- [Problem statement]: In your copy, leave out the pictures; write out all the data exactly.

(Dataset items)
>> Start
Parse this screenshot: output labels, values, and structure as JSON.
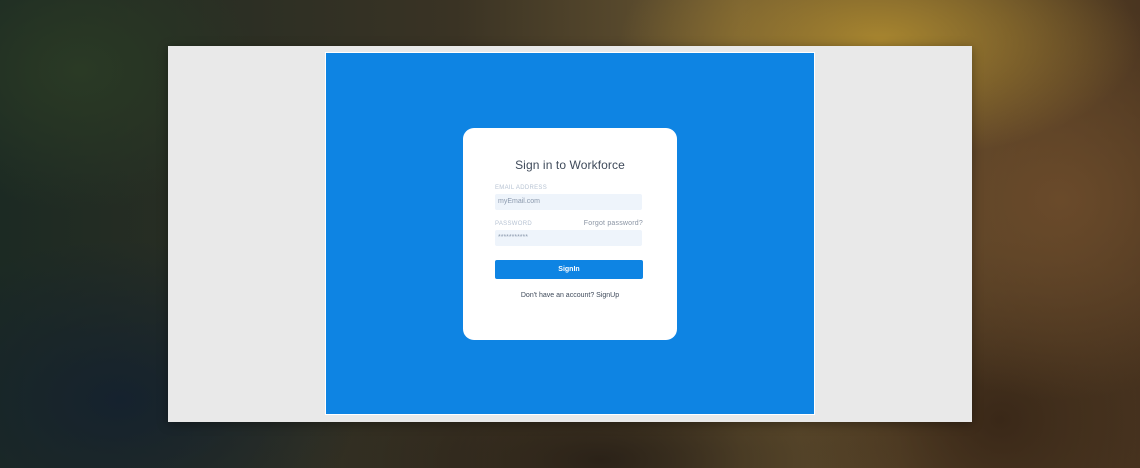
{
  "login": {
    "title": "Sign in to Workforce",
    "email_label": "EMAIL ADDRESS",
    "email_placeholder": "myEmail.com",
    "password_label": "PASSWORD",
    "password_value": "***********",
    "forgot_password": "Forgot password?",
    "submit_label": "SignIn",
    "signup_prompt": "Don't have an account? ",
    "signup_link": "SignUp"
  },
  "colors": {
    "screen_background": "#0e84e3",
    "button": "#0e84e3",
    "input_background": "#eef4fb",
    "card": "#ffffff",
    "frame": "#e9e9e9"
  }
}
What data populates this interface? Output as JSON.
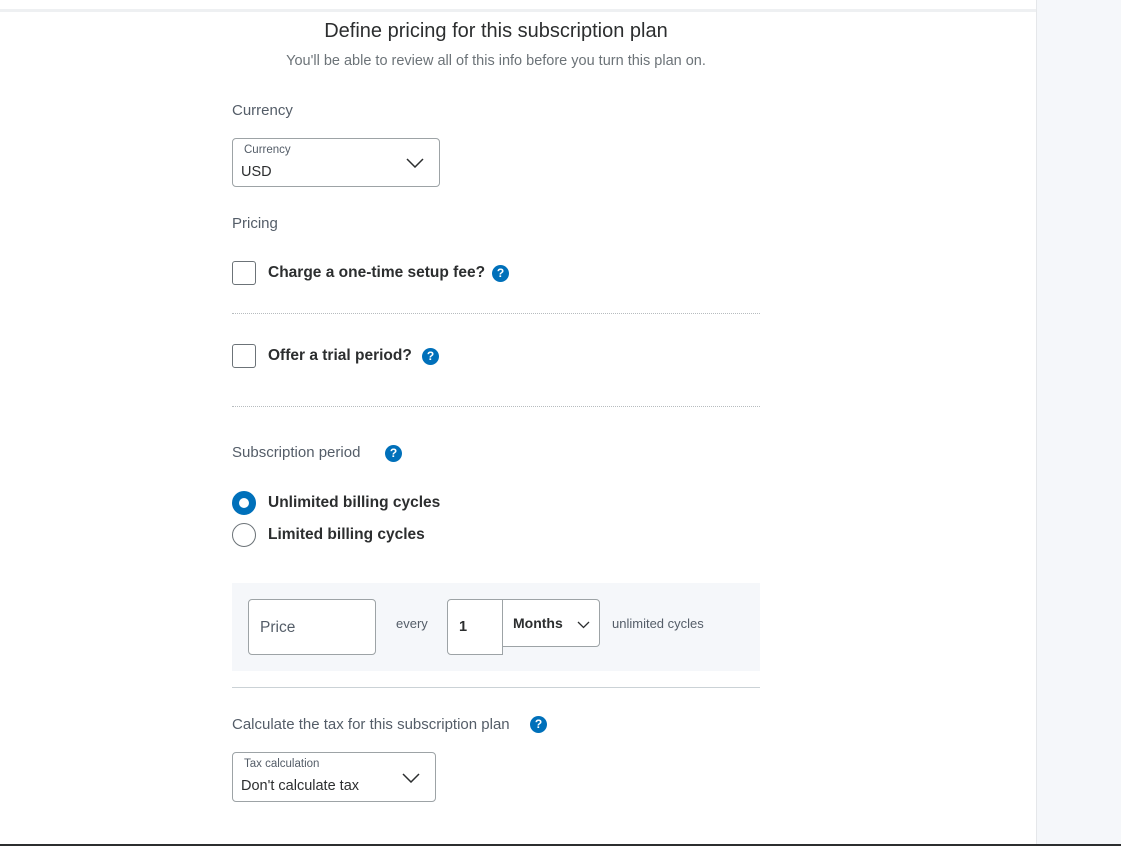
{
  "header": {
    "title": "Define pricing for this subscription plan",
    "subtitle": "You'll be able to review all of this info before you turn this plan on."
  },
  "currency": {
    "section_label": "Currency",
    "field_label": "Currency",
    "value": "USD"
  },
  "pricing": {
    "section_label": "Pricing",
    "setup_fee_label": "Charge a one-time setup fee?",
    "setup_fee_checked": false,
    "trial_label": "Offer a trial period?",
    "trial_checked": false
  },
  "subscription_period": {
    "section_label": "Subscription period",
    "options": [
      {
        "label": "Unlimited billing cycles",
        "selected": true
      },
      {
        "label": "Limited billing cycles",
        "selected": false
      }
    ]
  },
  "billing": {
    "price_placeholder": "Price",
    "every_label": "every",
    "interval_count": "1",
    "interval_unit": "Months",
    "cycles_label": "unlimited cycles"
  },
  "tax": {
    "section_label": "Calculate the tax for this subscription plan",
    "field_label": "Tax calculation",
    "value": "Don't calculate tax"
  },
  "icons": {
    "help": "?",
    "help_color": "#0070ba",
    "accent": "#0070ba"
  }
}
>> End
- [Task output]:
Parse this screenshot: output labels, values, and structure as JSON.
{
  "login": {
    "title": "Sign in to Workforce",
    "email_label": "EMAIL ADDRESS",
    "email_placeholder": "myEmail.com",
    "password_label": "PASSWORD",
    "password_value": "***********",
    "forgot_password": "Forgot password?",
    "submit_label": "SignIn",
    "signup_prompt": "Don't have an account? ",
    "signup_link": "SignUp"
  },
  "colors": {
    "screen_background": "#0e84e3",
    "button": "#0e84e3",
    "input_background": "#eef4fb",
    "card": "#ffffff",
    "frame": "#e9e9e9"
  }
}
What data populates this interface? Output as JSON.
{
  "header": {
    "title": "Define pricing for this subscription plan",
    "subtitle": "You'll be able to review all of this info before you turn this plan on."
  },
  "currency": {
    "section_label": "Currency",
    "field_label": "Currency",
    "value": "USD"
  },
  "pricing": {
    "section_label": "Pricing",
    "setup_fee_label": "Charge a one-time setup fee?",
    "setup_fee_checked": false,
    "trial_label": "Offer a trial period?",
    "trial_checked": false
  },
  "subscription_period": {
    "section_label": "Subscription period",
    "options": [
      {
        "label": "Unlimited billing cycles",
        "selected": true
      },
      {
        "label": "Limited billing cycles",
        "selected": false
      }
    ]
  },
  "billing": {
    "price_placeholder": "Price",
    "every_label": "every",
    "interval_count": "1",
    "interval_unit": "Months",
    "cycles_label": "unlimited cycles"
  },
  "tax": {
    "section_label": "Calculate the tax for this subscription plan",
    "field_label": "Tax calculation",
    "value": "Don't calculate tax"
  },
  "icons": {
    "help": "?",
    "help_color": "#0070ba",
    "accent": "#0070ba"
  }
}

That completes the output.